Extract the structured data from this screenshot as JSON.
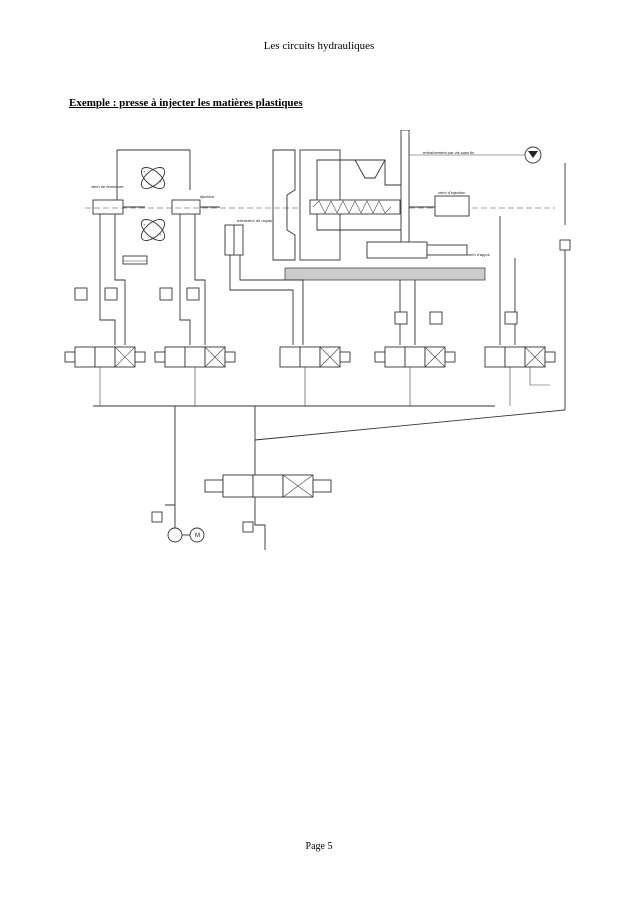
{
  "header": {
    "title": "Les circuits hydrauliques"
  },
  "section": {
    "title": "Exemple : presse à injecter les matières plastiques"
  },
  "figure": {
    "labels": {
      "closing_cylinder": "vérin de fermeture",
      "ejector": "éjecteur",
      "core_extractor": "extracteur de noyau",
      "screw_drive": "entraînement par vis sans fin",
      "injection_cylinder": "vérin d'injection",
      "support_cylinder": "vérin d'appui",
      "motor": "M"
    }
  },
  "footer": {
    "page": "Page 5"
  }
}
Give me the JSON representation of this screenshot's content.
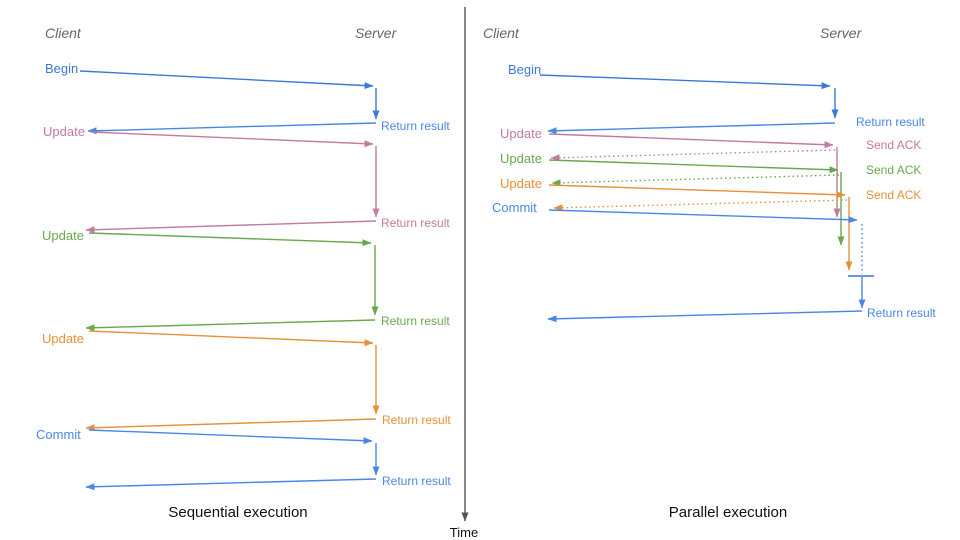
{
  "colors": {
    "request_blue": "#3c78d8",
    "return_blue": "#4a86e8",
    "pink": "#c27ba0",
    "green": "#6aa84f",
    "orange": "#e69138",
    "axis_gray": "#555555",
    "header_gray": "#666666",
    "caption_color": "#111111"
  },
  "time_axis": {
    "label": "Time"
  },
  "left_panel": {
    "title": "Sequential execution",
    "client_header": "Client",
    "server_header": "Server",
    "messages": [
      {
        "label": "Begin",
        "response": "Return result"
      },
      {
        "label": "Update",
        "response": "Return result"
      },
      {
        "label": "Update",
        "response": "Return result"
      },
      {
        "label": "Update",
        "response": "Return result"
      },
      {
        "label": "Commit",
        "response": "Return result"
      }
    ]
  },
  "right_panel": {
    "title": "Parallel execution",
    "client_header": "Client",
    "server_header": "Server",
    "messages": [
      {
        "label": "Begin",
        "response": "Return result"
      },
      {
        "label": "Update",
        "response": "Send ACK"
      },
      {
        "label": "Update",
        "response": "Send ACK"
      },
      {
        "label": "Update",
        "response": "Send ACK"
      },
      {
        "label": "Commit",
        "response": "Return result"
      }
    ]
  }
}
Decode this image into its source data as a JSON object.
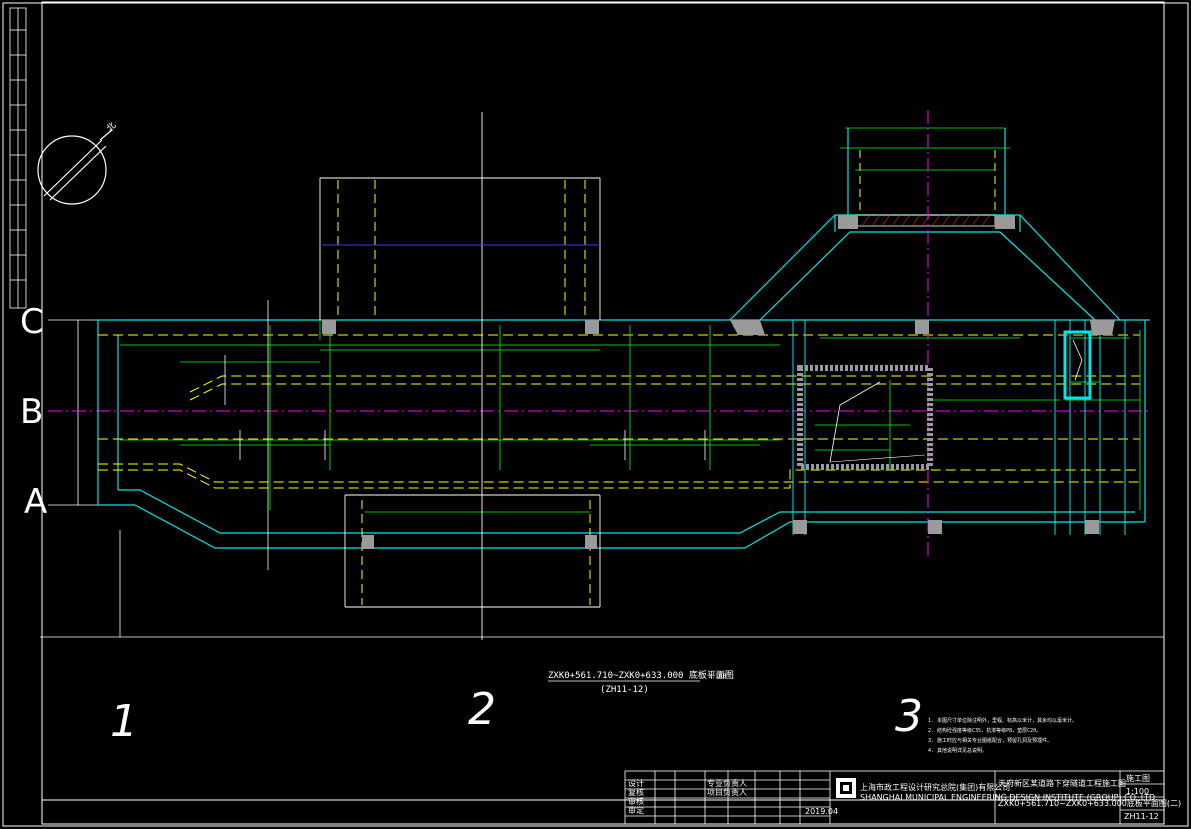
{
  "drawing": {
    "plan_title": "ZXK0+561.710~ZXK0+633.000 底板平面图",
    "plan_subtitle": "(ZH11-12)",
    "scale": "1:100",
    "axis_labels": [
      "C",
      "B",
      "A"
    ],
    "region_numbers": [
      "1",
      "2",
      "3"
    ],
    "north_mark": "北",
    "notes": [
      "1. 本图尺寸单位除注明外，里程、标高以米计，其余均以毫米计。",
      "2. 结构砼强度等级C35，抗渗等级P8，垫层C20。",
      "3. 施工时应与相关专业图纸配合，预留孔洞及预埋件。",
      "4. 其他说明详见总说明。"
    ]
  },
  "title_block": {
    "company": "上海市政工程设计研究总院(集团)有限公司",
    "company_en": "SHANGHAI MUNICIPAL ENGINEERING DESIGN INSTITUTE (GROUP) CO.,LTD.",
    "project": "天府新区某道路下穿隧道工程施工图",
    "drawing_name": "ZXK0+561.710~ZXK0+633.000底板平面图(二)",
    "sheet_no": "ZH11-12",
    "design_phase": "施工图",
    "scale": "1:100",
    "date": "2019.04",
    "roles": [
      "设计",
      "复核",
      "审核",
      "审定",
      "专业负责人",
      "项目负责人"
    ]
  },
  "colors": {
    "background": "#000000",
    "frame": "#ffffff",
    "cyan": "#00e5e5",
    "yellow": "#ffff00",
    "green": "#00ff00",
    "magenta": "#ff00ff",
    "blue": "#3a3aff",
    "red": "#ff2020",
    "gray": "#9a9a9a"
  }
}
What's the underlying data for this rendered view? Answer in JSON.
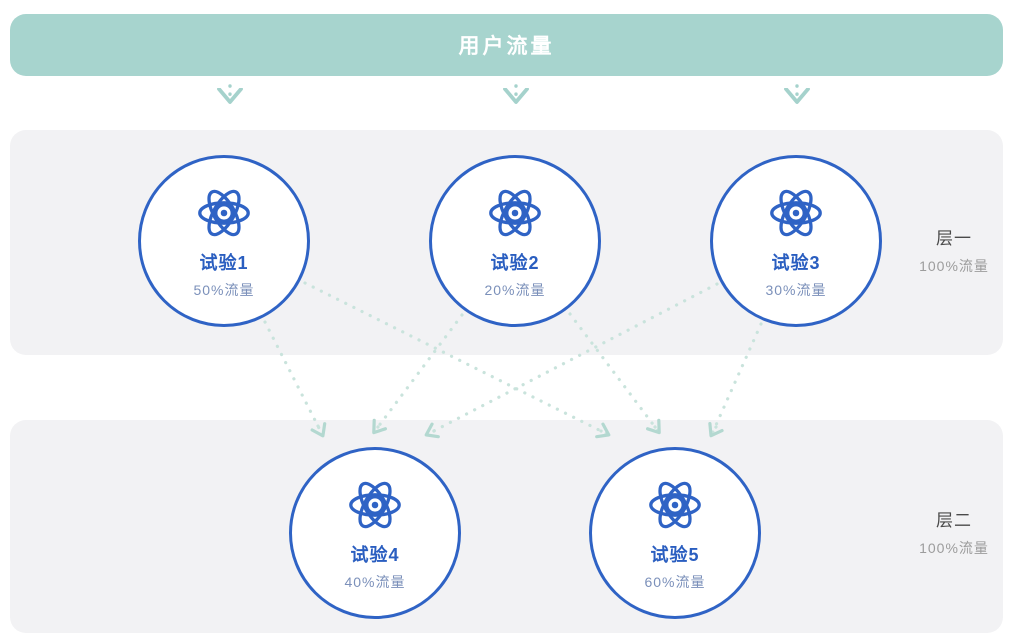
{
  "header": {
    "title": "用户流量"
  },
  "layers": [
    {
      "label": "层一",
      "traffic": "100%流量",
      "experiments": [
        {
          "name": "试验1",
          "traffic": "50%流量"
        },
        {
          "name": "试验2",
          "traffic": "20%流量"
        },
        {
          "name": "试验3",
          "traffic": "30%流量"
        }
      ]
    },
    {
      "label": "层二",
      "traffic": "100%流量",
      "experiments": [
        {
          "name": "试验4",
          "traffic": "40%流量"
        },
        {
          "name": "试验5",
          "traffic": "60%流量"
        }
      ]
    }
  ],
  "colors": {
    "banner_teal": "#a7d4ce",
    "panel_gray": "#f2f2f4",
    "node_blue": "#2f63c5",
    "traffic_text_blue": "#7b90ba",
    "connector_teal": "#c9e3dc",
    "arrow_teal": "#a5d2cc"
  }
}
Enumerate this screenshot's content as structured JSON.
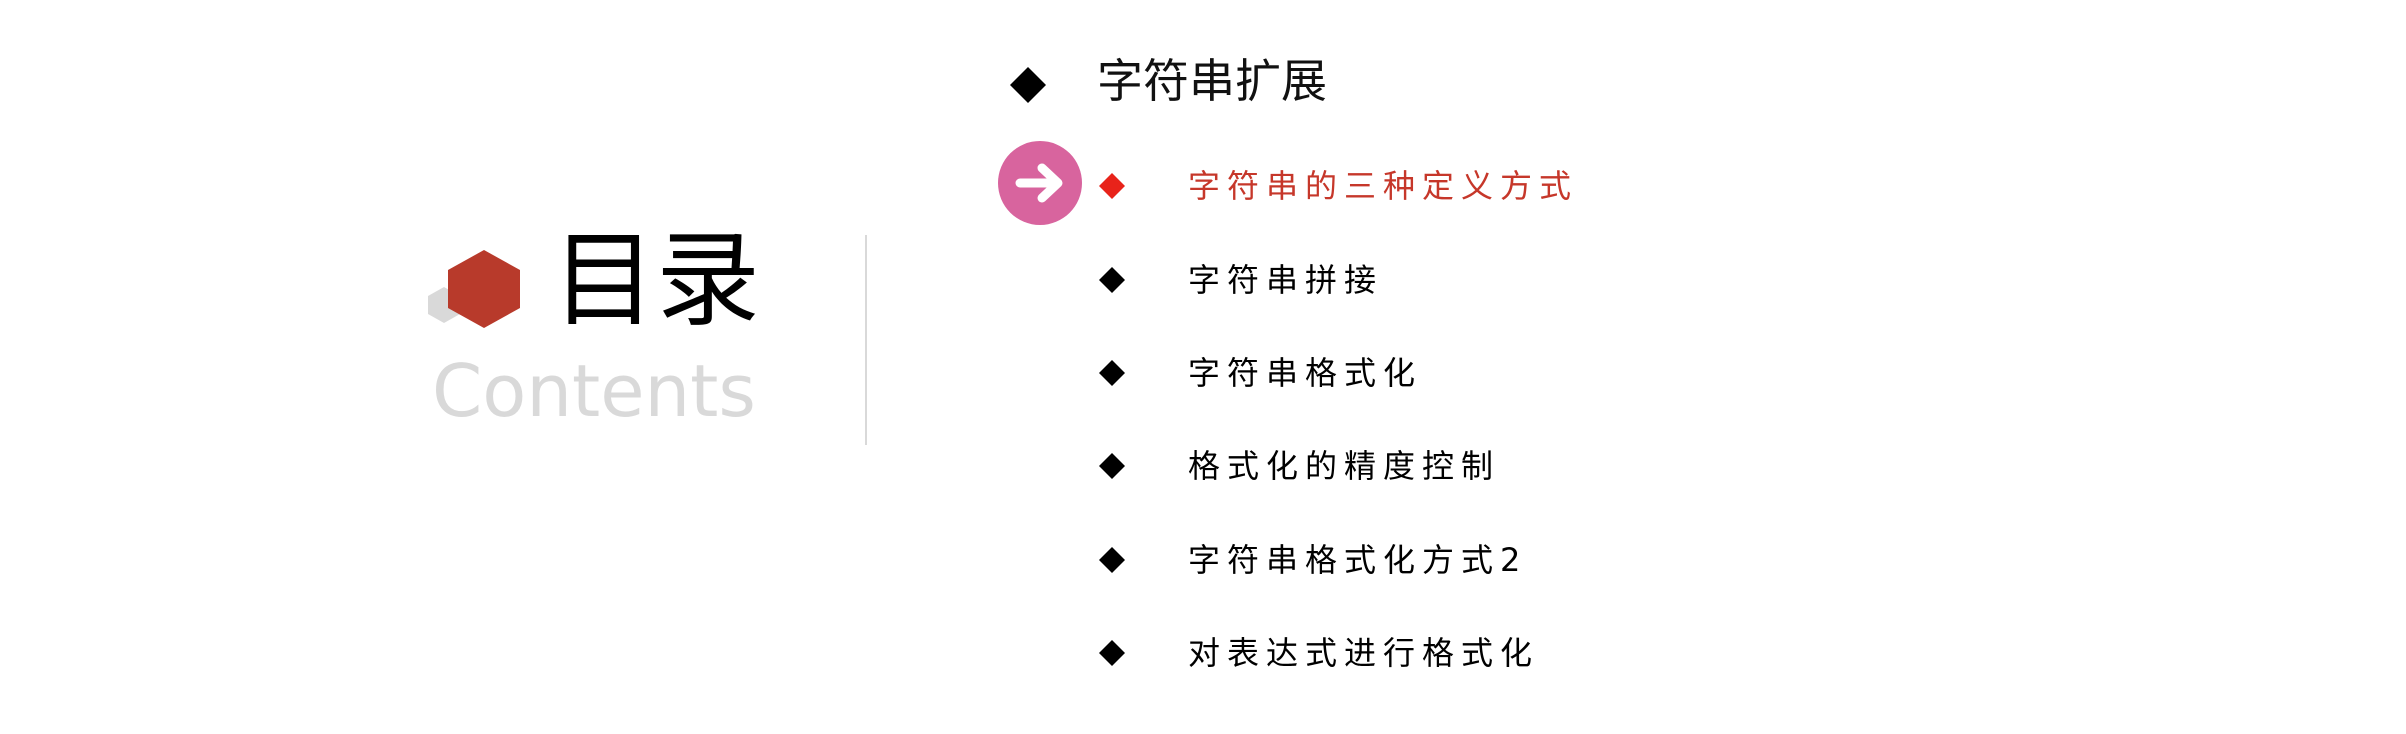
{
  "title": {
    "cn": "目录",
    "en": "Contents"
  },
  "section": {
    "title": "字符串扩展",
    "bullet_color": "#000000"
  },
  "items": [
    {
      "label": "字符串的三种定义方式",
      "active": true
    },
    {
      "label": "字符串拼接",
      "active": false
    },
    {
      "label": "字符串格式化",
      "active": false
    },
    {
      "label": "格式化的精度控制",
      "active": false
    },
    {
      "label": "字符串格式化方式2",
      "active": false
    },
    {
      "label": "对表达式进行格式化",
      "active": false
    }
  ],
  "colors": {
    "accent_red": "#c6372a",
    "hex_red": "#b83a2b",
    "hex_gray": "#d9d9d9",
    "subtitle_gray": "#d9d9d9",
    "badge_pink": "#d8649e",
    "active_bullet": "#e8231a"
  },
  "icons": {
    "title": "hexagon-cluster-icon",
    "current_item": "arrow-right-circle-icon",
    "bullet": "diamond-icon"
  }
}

### Task goal
All the lines above are to be reproduced exactly, except the pictures.

### The response
Extract the structured data from this screenshot as JSON.
{
  "header": {
    "title": "Les circuits hydrauliques"
  },
  "section": {
    "title": "Exemple : presse à injecter les matières plastiques"
  },
  "figure": {
    "labels": {
      "closing_cylinder": "vérin de fermeture",
      "ejector": "éjecteur",
      "core_extractor": "extracteur de noyau",
      "screw_drive": "entraînement par vis sans fin",
      "injection_cylinder": "vérin d'injection",
      "support_cylinder": "vérin d'appui",
      "motor": "M"
    }
  },
  "footer": {
    "page": "Page 5"
  }
}
Give me the JSON representation of this screenshot's content.
{
  "colors": {
    "request_blue": "#3c78d8",
    "return_blue": "#4a86e8",
    "pink": "#c27ba0",
    "green": "#6aa84f",
    "orange": "#e69138",
    "axis_gray": "#555555",
    "header_gray": "#666666",
    "caption_color": "#111111"
  },
  "time_axis": {
    "label": "Time"
  },
  "left_panel": {
    "title": "Sequential execution",
    "client_header": "Client",
    "server_header": "Server",
    "messages": [
      {
        "label": "Begin",
        "response": "Return result"
      },
      {
        "label": "Update",
        "response": "Return result"
      },
      {
        "label": "Update",
        "response": "Return result"
      },
      {
        "label": "Update",
        "response": "Return result"
      },
      {
        "label": "Commit",
        "response": "Return result"
      }
    ]
  },
  "right_panel": {
    "title": "Parallel execution",
    "client_header": "Client",
    "server_header": "Server",
    "messages": [
      {
        "label": "Begin",
        "response": "Return result"
      },
      {
        "label": "Update",
        "response": "Send ACK"
      },
      {
        "label": "Update",
        "response": "Send ACK"
      },
      {
        "label": "Update",
        "response": "Send ACK"
      },
      {
        "label": "Commit",
        "response": "Return result"
      }
    ]
  }
}
Decode this image into its source data as a JSON object.
{
  "drawing": {
    "plan_title": "ZXK0+561.710~ZXK0+633.000 底板平面图",
    "plan_subtitle": "(ZH11-12)",
    "scale": "1:100",
    "axis_labels": [
      "C",
      "B",
      "A"
    ],
    "region_numbers": [
      "1",
      "2",
      "3"
    ],
    "north_mark": "北",
    "notes": [
      "1. 本图尺寸单位除注明外，里程、标高以米计，其余均以毫米计。",
      "2. 结构砼强度等级C35，抗渗等级P8，垫层C20。",
      "3. 施工时应与相关专业图纸配合，预留孔洞及预埋件。",
      "4. 其他说明详见总说明。"
    ]
  },
  "title_block": {
    "company": "上海市政工程设计研究总院(集团)有限公司",
    "company_en": "SHANGHAI MUNICIPAL ENGINEERING DESIGN INSTITUTE (GROUP) CO.,LTD.",
    "project": "天府新区某道路下穿隧道工程施工图",
    "drawing_name": "ZXK0+561.710~ZXK0+633.000底板平面图(二)",
    "sheet_no": "ZH11-12",
    "design_phase": "施工图",
    "scale": "1:100",
    "date": "2019.04",
    "roles": [
      "设计",
      "复核",
      "审核",
      "审定",
      "专业负责人",
      "项目负责人"
    ]
  },
  "colors": {
    "background": "#000000",
    "frame": "#ffffff",
    "cyan": "#00e5e5",
    "yellow": "#ffff00",
    "green": "#00ff00",
    "magenta": "#ff00ff",
    "blue": "#3a3aff",
    "red": "#ff2020",
    "gray": "#9a9a9a"
  }
}
What's the underlying data for this rendered view? Answer in JSON.
{
  "header": {
    "title": "用户流量"
  },
  "layers": [
    {
      "label": "层一",
      "traffic": "100%流量",
      "experiments": [
        {
          "name": "试验1",
          "traffic": "50%流量"
        },
        {
          "name": "试验2",
          "traffic": "20%流量"
        },
        {
          "name": "试验3",
          "traffic": "30%流量"
        }
      ]
    },
    {
      "label": "层二",
      "traffic": "100%流量",
      "experiments": [
        {
          "name": "试验4",
          "traffic": "40%流量"
        },
        {
          "name": "试验5",
          "traffic": "60%流量"
        }
      ]
    }
  ],
  "colors": {
    "banner_teal": "#a7d4ce",
    "panel_gray": "#f2f2f4",
    "node_blue": "#2f63c5",
    "traffic_text_blue": "#7b90ba",
    "connector_teal": "#c9e3dc",
    "arrow_teal": "#a5d2cc"
  }
}
Enumerate this screenshot's content as structured JSON.
{
  "title": {
    "cn": "目录",
    "en": "Contents"
  },
  "section": {
    "title": "字符串扩展",
    "bullet_color": "#000000"
  },
  "items": [
    {
      "label": "字符串的三种定义方式",
      "active": true
    },
    {
      "label": "字符串拼接",
      "active": false
    },
    {
      "label": "字符串格式化",
      "active": false
    },
    {
      "label": "格式化的精度控制",
      "active": false
    },
    {
      "label": "字符串格式化方式2",
      "active": false
    },
    {
      "label": "对表达式进行格式化",
      "active": false
    }
  ],
  "colors": {
    "accent_red": "#c6372a",
    "hex_red": "#b83a2b",
    "hex_gray": "#d9d9d9",
    "subtitle_gray": "#d9d9d9",
    "badge_pink": "#d8649e",
    "active_bullet": "#e8231a"
  },
  "icons": {
    "title": "hexagon-cluster-icon",
    "current_item": "arrow-right-circle-icon",
    "bullet": "diamond-icon"
  }
}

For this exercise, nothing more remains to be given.